# Given exercise
Reproduce the records below in full and word for word, excluding pictures.

(Dataset entries)
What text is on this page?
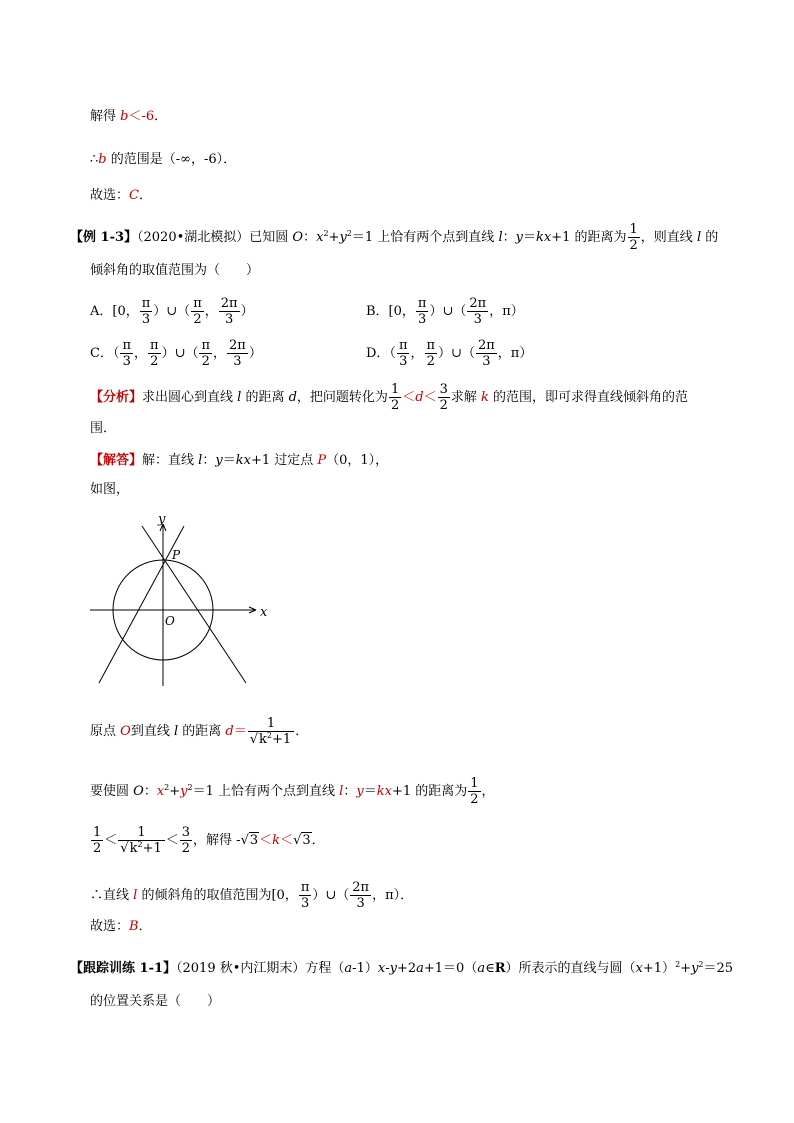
解得 b＜-6．
∴b 的范围是（-∞，-6）．
故选：C．
【例 1-3】（2020•湖北模拟）已知圆 O：$x^2+y^2=1$ 上恰有两个点到直线 l：y＝kx+1 的距离为 $\frac{1}{2}$ ，则直线 l 的
倾斜角的取值范围为（　　）
A．[0， $\frac{\pi}{3}$ ）∪（ $\frac{\pi}{2}$ ， $\frac{2\pi}{3}$ ）	B．[0， $\frac{\pi}{3}$ ）∪（ $\frac{2\pi}{3}$ ，π）
C．（ $\frac{\pi}{3}$ ， $\frac{\pi}{2}$ ）∪（ $\frac{\pi}{2}$ ， $\frac{2\pi}{3}$ ）	D．（ $\frac{\pi}{3}$ ， $\frac{\pi}{2}$ ）∪（ $\frac{2\pi}{3}$ ，π）
【分析】求出圆心到直线 l 的距离 d，把问题转化为 $\frac{1}{2} <d< \frac{3}{2}$ 求解 k 的范围，即可求得直线倾斜角的范
围．
【解答】解：直线 l：y＝kx+1 过定点 P（0，1），
如图，
y
x
P
O
原点 O到直线 l 的距离 $d= \frac{1}{√k^2+1}$ ．
要使圆 O：$x^2+y^2=1$ 上恰有两个点到直线 l：y＝kx+1 的距离为 $\frac{1}{2}$ ，
$\frac{1}{2} < \frac{1}{√k^2+1} < \frac{3}{2}$ ，解得 -√3＜k＜√3．
∴直线 l 的倾斜角的取值范围为[0， $\frac{\pi}{3}$ ）∪（ $\frac{2\pi}{3}$ ，π）．
故选：B．
【跟踪训练 1-1】（2019 秋•内江期末）方程（a-1）x-y+2a+1＝0（a∈R）所表示的直线与圆$(x+1)^2+y^2=25$
的位置关系是（　　）
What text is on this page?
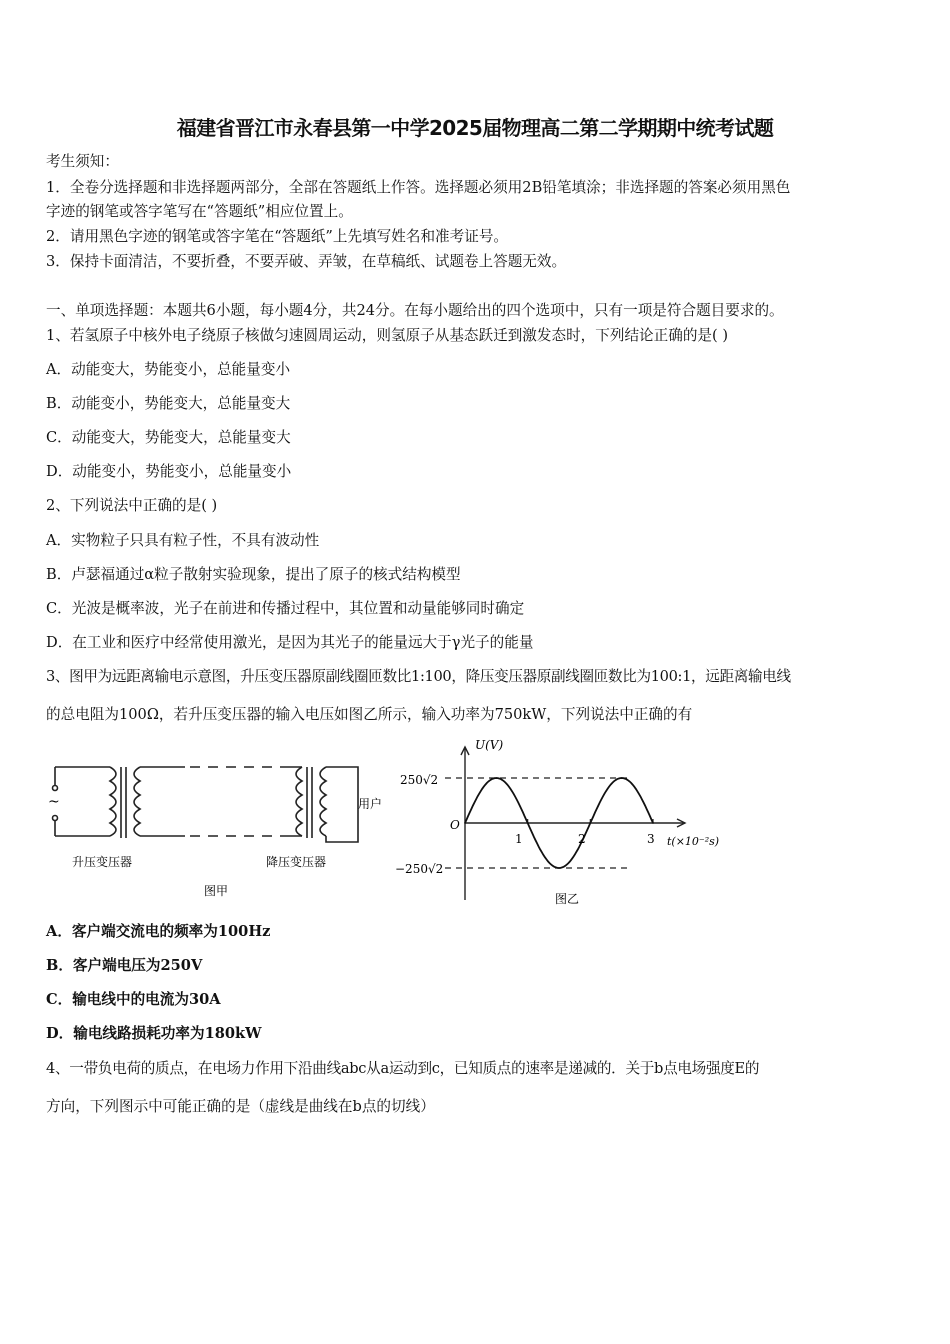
福建省晋江市永春县第一中学2025届物理高二第二学期期中统考试题
考生须知：
1．全卷分选择题和非选择题两部分，全部在答题纸上作答。选择题必须用2B铅笔填涂；非选择题的答案必须用黑色
字迹的钢笔或答字笔写在“答题纸”相应位置上。
2．请用黑色字迹的钢笔或答字笔在“答题纸”上先填写姓名和准考证号。
3．保持卡面清洁，不要折叠，不要弄破、弄皱，在草稿纸、试题卷上答题无效。
一、单项选择题：本题共6小题，每小题4分，共24分。在每小题给出的四个选项中，只有一项是符合题目要求的。
1、若氢原子中核外电子绕原子核做匀速圆周运动，则氢原子从基态跃迁到激发态时，下列结论正确的是( )
A．动能变大，势能变小，总能量变小
B．动能变小，势能变大，总能量变大
C．动能变大，势能变大，总能量变大
D．动能变小，势能变小，总能量变小
2、下列说法中正确的是( )
A．实物粒子只具有粒子性，不具有波动性
B．卢瑟福通过α粒子散射实验现象，提出了原子的核式结构模型
C．光波是概率波，光子在前进和传播过程中，其位置和动量能够同时确定
D．在工业和医疗中经常使用激光，是因为其光子的能量远大于γ光子的能量
3、图甲为远距离输电示意图，升压变压器原副线圈匝数比1:100，降压变压器原副线圈匝数比为100:1，远距离输电线
的总电阻为100Ω，若升压变压器的输入电压如图乙所示，输入功率为750kW，下列说法中正确的有
~	用户
升压变压器	降压变压器
图甲
U(V)
t(×10⁻²s)
O
250√2
−250√2
1	2	3
图乙
A．客户端交流电的频率为100Hz
B．客户端电压为250V
C．输电线中的电流为30A
D．输电线路损耗功率为180kW
4、一带负电荷的质点，在电场力作用下沿曲线abc从a运动到c，已知质点的速率是递减的．关于b点电场强度E的
方向，下列图示中可能正确的是（虚线是曲线在b点的切线）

# Complete answer
What text is on this page?
解得 b＜-6．
∴b 的范围是（-∞，-6）．
故选：C．
【例 1-3】（2020•湖北模拟）已知圆 O：$x^2+y^2=1$ 上恰有两个点到直线 l：y＝kx+1 的距离为 $\frac{1}{2}$ ，则直线 l 的
倾斜角的取值范围为（　　）
A．[0， $\frac{\pi}{3}$ ）∪（ $\frac{\pi}{2}$ ， $\frac{2\pi}{3}$ ）	B．[0， $\frac{\pi}{3}$ ）∪（ $\frac{2\pi}{3}$ ，π）
C．（ $\frac{\pi}{3}$ ， $\frac{\pi}{2}$ ）∪（ $\frac{\pi}{2}$ ， $\frac{2\pi}{3}$ ）	D．（ $\frac{\pi}{3}$ ， $\frac{\pi}{2}$ ）∪（ $\frac{2\pi}{3}$ ，π）
【分析】求出圆心到直线 l 的距离 d，把问题转化为 $\frac{1}{2} <d< \frac{3}{2}$ 求解 k 的范围，即可求得直线倾斜角的范
围．
【解答】解：直线 l：y＝kx+1 过定点 P（0，1），
如图，
y
x
P
O
原点 O到直线 l 的距离 $d= \frac{1}{√k^2+1}$ ．
要使圆 O：$x^2+y^2=1$ 上恰有两个点到直线 l：y＝kx+1 的距离为 $\frac{1}{2}$ ，
$\frac{1}{2} < \frac{1}{√k^2+1} < \frac{3}{2}$ ，解得 -√3＜k＜√3．
∴直线 l 的倾斜角的取值范围为[0， $\frac{\pi}{3}$ ）∪（ $\frac{2\pi}{3}$ ，π）．
故选：B．
【跟踪训练 1-1】（2019 秋•内江期末）方程（a-1）x-y+2a+1＝0（a∈R）所表示的直线与圆$(x+1)^2+y^2=25$
的位置关系是（　　）
What text is on this page?
福建省晋江市永春县第一中学2025届物理高二第二学期期中统考试题
考生须知：
1．全卷分选择题和非选择题两部分，全部在答题纸上作答。选择题必须用2B铅笔填涂；非选择题的答案必须用黑色
字迹的钢笔或答字笔写在“答题纸”相应位置上。
2．请用黑色字迹的钢笔或答字笔在“答题纸”上先填写姓名和准考证号。
3．保持卡面清洁，不要折叠，不要弄破、弄皱，在草稿纸、试题卷上答题无效。
一、单项选择题：本题共6小题，每小题4分，共24分。在每小题给出的四个选项中，只有一项是符合题目要求的。
1、若氢原子中核外电子绕原子核做匀速圆周运动，则氢原子从基态跃迁到激发态时，下列结论正确的是( )
A．动能变大，势能变小，总能量变小
B．动能变小，势能变大，总能量变大
C．动能变大，势能变大，总能量变大
D．动能变小，势能变小，总能量变小
2、下列说法中正确的是( )
A．实物粒子只具有粒子性，不具有波动性
B．卢瑟福通过α粒子散射实验现象，提出了原子的核式结构模型
C．光波是概率波，光子在前进和传播过程中，其位置和动量能够同时确定
D．在工业和医疗中经常使用激光，是因为其光子的能量远大于γ光子的能量
3、图甲为远距离输电示意图，升压变压器原副线圈匝数比1:100，降压变压器原副线圈匝数比为100:1，远距离输电线
的总电阻为100Ω，若升压变压器的输入电压如图乙所示，输入功率为750kW，下列说法中正确的有
~	用户
升压变压器	降压变压器
图甲
U(V)
t(×10⁻²s)
O
250√2
−250√2
1	2	3
图乙
A．客户端交流电的频率为100Hz
B．客户端电压为250V
C．输电线中的电流为30A
D．输电线路损耗功率为180kW
4、一带负电荷的质点，在电场力作用下沿曲线abc从a运动到c，已知质点的速率是递减的．关于b点电场强度E的
方向，下列图示中可能正确的是（虚线是曲线在b点的切线）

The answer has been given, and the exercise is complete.